• _STATED GOAL_
Exactly reproduce the lines that follow.

[start of DATA PROVIDED]

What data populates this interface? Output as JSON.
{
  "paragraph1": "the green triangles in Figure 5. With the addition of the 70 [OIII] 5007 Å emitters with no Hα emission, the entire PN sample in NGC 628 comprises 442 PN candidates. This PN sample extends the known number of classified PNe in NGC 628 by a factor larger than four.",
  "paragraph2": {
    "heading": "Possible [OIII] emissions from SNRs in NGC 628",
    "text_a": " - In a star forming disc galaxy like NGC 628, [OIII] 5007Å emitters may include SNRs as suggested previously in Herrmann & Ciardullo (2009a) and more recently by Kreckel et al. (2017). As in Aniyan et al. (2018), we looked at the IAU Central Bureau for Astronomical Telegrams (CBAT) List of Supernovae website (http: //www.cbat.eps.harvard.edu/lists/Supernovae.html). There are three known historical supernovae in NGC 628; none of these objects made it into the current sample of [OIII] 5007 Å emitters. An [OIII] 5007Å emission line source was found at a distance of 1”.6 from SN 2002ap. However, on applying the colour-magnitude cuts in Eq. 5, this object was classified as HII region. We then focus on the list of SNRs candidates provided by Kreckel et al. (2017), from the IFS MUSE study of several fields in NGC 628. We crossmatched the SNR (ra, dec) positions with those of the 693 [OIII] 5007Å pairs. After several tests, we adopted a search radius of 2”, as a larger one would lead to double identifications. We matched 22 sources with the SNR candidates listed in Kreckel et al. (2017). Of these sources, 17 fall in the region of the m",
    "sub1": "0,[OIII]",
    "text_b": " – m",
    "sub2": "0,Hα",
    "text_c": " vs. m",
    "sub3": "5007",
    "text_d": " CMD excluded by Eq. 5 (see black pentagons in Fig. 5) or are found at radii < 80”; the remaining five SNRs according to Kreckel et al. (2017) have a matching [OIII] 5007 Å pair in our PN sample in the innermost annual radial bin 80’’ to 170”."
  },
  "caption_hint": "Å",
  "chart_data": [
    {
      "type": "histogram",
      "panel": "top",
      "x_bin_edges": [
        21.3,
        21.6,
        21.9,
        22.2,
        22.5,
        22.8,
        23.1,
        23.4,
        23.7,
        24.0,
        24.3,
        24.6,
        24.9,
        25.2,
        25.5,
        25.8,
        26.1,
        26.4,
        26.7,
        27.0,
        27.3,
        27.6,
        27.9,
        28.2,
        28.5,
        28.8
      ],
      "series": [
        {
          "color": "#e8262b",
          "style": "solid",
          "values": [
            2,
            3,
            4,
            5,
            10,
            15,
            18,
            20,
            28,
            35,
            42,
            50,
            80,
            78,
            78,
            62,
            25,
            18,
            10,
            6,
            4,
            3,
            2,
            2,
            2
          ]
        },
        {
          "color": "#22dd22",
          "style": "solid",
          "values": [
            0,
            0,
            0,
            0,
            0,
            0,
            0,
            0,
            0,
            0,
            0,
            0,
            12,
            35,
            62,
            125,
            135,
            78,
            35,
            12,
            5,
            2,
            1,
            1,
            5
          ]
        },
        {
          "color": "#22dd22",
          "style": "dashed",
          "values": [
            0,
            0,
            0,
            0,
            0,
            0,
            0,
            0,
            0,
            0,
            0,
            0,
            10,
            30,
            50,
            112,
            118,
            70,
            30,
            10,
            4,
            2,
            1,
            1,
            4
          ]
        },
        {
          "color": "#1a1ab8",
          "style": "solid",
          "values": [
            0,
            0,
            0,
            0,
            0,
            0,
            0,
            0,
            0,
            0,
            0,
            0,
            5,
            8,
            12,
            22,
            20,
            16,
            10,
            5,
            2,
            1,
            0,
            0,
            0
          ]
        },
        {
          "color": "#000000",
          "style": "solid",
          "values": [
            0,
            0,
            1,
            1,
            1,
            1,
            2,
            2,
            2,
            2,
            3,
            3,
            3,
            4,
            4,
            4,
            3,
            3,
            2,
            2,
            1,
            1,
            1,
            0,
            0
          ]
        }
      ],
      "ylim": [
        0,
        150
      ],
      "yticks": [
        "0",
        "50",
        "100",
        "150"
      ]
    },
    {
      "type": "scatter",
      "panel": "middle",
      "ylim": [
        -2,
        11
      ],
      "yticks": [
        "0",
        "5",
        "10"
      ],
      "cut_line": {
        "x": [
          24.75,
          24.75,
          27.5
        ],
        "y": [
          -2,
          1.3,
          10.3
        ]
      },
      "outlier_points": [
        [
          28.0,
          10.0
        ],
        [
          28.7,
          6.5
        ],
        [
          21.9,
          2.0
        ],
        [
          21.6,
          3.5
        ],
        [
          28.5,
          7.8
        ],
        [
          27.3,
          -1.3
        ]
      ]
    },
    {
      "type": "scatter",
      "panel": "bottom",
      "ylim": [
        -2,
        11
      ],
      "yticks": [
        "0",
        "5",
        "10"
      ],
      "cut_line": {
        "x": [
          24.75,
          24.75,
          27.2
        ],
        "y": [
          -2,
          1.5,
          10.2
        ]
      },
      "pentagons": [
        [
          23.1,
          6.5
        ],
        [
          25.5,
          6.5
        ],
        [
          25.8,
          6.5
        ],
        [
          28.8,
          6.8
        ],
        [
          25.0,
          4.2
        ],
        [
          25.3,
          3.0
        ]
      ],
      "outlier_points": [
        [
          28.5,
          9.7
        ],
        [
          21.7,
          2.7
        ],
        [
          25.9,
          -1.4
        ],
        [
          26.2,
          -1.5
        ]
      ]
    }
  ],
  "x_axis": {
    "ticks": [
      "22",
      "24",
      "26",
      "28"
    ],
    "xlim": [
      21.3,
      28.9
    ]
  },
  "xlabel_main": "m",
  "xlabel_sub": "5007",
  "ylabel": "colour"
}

[end of DATA PROVIDED]

• _CORRECT OUTPUT_
What data populates this interface? Output as JSON.
{
  "paragraph1": "the green triangles in Figure 5. With the addition of the 70 [OIII] 5007 Å emitters with no Hα emission, the entire PN sample in NGC 628 comprises 442 PN candidates. This PN sample extends the known number of classified PNe in NGC 628 by a factor larger than four.",
  "paragraph2": {
    "heading": "Possible [OIII] emissions from SNRs in NGC 628",
    "text_a": " - In a star forming disc galaxy like NGC 628, [OIII] 5007Å emitters may include SNRs as suggested previously in Herrmann & Ciardullo (2009a) and more recently by Kreckel et al. (2017). As in Aniyan et al. (2018), we looked at the IAU Central Bureau for Astronomical Telegrams (CBAT) List of Supernovae website (http: //www.cbat.eps.harvard.edu/lists/Supernovae.html). There are three known historical supernovae in NGC 628; none of these objects made it into the current sample of [OIII] 5007 Å emitters. An [OIII] 5007Å emission line source was found at a distance of 1”.6 from SN 2002ap. However, on applying the colour-magnitude cuts in Eq. 5, this object was classified as HII region. We then focus on the list of SNRs candidates provided by Kreckel et al. (2017), from the IFS MUSE study of several fields in NGC 628. We crossmatched the SNR (ra, dec) positions with those of the 693 [OIII] 5007Å pairs. After several tests, we adopted a search radius of 2”, as a larger one would lead to double identifications. We matched 22 sources with the SNR candidates listed in Kreckel et al. (2017). Of these sources, 17 fall in the region of the m",
    "sub1": "0,[OIII]",
    "text_b": " – m",
    "sub2": "0,Hα",
    "text_c": " vs. m",
    "sub3": "5007",
    "text_d": " CMD excluded by Eq. 5 (see black pentagons in Fig. 5) or are found at radii < 80”; the remaining five SNRs according to Kreckel et al. (2017) have a matching [OIII] 5007 Å pair in our PN sample in the innermost annual radial bin 80’’ to 170”."
  },
  "caption_hint": "Å",
  "chart_data": [
    {
      "type": "histogram",
      "panel": "top",
      "x_bin_edges": [
        21.3,
        21.6,
        21.9,
        22.2,
        22.5,
        22.8,
        23.1,
        23.4,
        23.7,
        24.0,
        24.3,
        24.6,
        24.9,
        25.2,
        25.5,
        25.8,
        26.1,
        26.4,
        26.7,
        27.0,
        27.3,
        27.6,
        27.9,
        28.2,
        28.5,
        28.8
      ],
      "series": [
        {
          "color": "#e8262b",
          "style": "solid",
          "values": [
            2,
            3,
            4,
            5,
            10,
            15,
            18,
            20,
            28,
            35,
            42,
            50,
            80,
            78,
            78,
            62,
            25,
            18,
            10,
            6,
            4,
            3,
            2,
            2,
            2
          ]
        },
        {
          "color": "#22dd22",
          "style": "solid",
          "values": [
            0,
            0,
            0,
            0,
            0,
            0,
            0,
            0,
            0,
            0,
            0,
            0,
            12,
            35,
            62,
            125,
            135,
            78,
            35,
            12,
            5,
            2,
            1,
            1,
            5
          ]
        },
        {
          "color": "#22dd22",
          "style": "dashed",
          "values": [
            0,
            0,
            0,
            0,
            0,
            0,
            0,
            0,
            0,
            0,
            0,
            0,
            10,
            30,
            50,
            112,
            118,
            70,
            30,
            10,
            4,
            2,
            1,
            1,
            4
          ]
        },
        {
          "color": "#1a1ab8",
          "style": "solid",
          "values": [
            0,
            0,
            0,
            0,
            0,
            0,
            0,
            0,
            0,
            0,
            0,
            0,
            5,
            8,
            12,
            22,
            20,
            16,
            10,
            5,
            2,
            1,
            0,
            0,
            0
          ]
        },
        {
          "color": "#000000",
          "style": "solid",
          "values": [
            0,
            0,
            1,
            1,
            1,
            1,
            2,
            2,
            2,
            2,
            3,
            3,
            3,
            4,
            4,
            4,
            3,
            3,
            2,
            2,
            1,
            1,
            1,
            0,
            0
          ]
        }
      ],
      "ylim": [
        0,
        150
      ],
      "yticks": [
        "0",
        "50",
        "100",
        "150"
      ]
    },
    {
      "type": "scatter",
      "panel": "middle",
      "ylim": [
        -2,
        11
      ],
      "yticks": [
        "0",
        "5",
        "10"
      ],
      "cut_line": {
        "x": [
          24.75,
          24.75,
          27.5
        ],
        "y": [
          -2,
          1.3,
          10.3
        ]
      },
      "outlier_points": [
        [
          28.0,
          10.0
        ],
        [
          28.7,
          6.5
        ],
        [
          21.9,
          2.0
        ],
        [
          21.6,
          3.5
        ],
        [
          28.5,
          7.8
        ],
        [
          27.3,
          -1.3
        ]
      ]
    },
    {
      "type": "scatter",
      "panel": "bottom",
      "ylim": [
        -2,
        11
      ],
      "yticks": [
        "0",
        "5",
        "10"
      ],
      "cut_line": {
        "x": [
          24.75,
          24.75,
          27.2
        ],
        "y": [
          -2,
          1.5,
          10.2
        ]
      },
      "pentagons": [
        [
          23.1,
          6.5
        ],
        [
          25.5,
          6.5
        ],
        [
          25.8,
          6.5
        ],
        [
          28.8,
          6.8
        ],
        [
          25.0,
          4.2
        ],
        [
          25.3,
          3.0
        ]
      ],
      "outlier_points": [
        [
          28.5,
          9.7
        ],
        [
          21.7,
          2.7
        ],
        [
          25.9,
          -1.4
        ],
        [
          26.2,
          -1.5
        ]
      ]
    }
  ],
  "x_axis": {
    "ticks": [
      "22",
      "24",
      "26",
      "28"
    ],
    "xlim": [
      21.3,
      28.9
    ]
  },
  "xlabel_main": "m",
  "xlabel_sub": "5007",
  "ylabel": "colour"
}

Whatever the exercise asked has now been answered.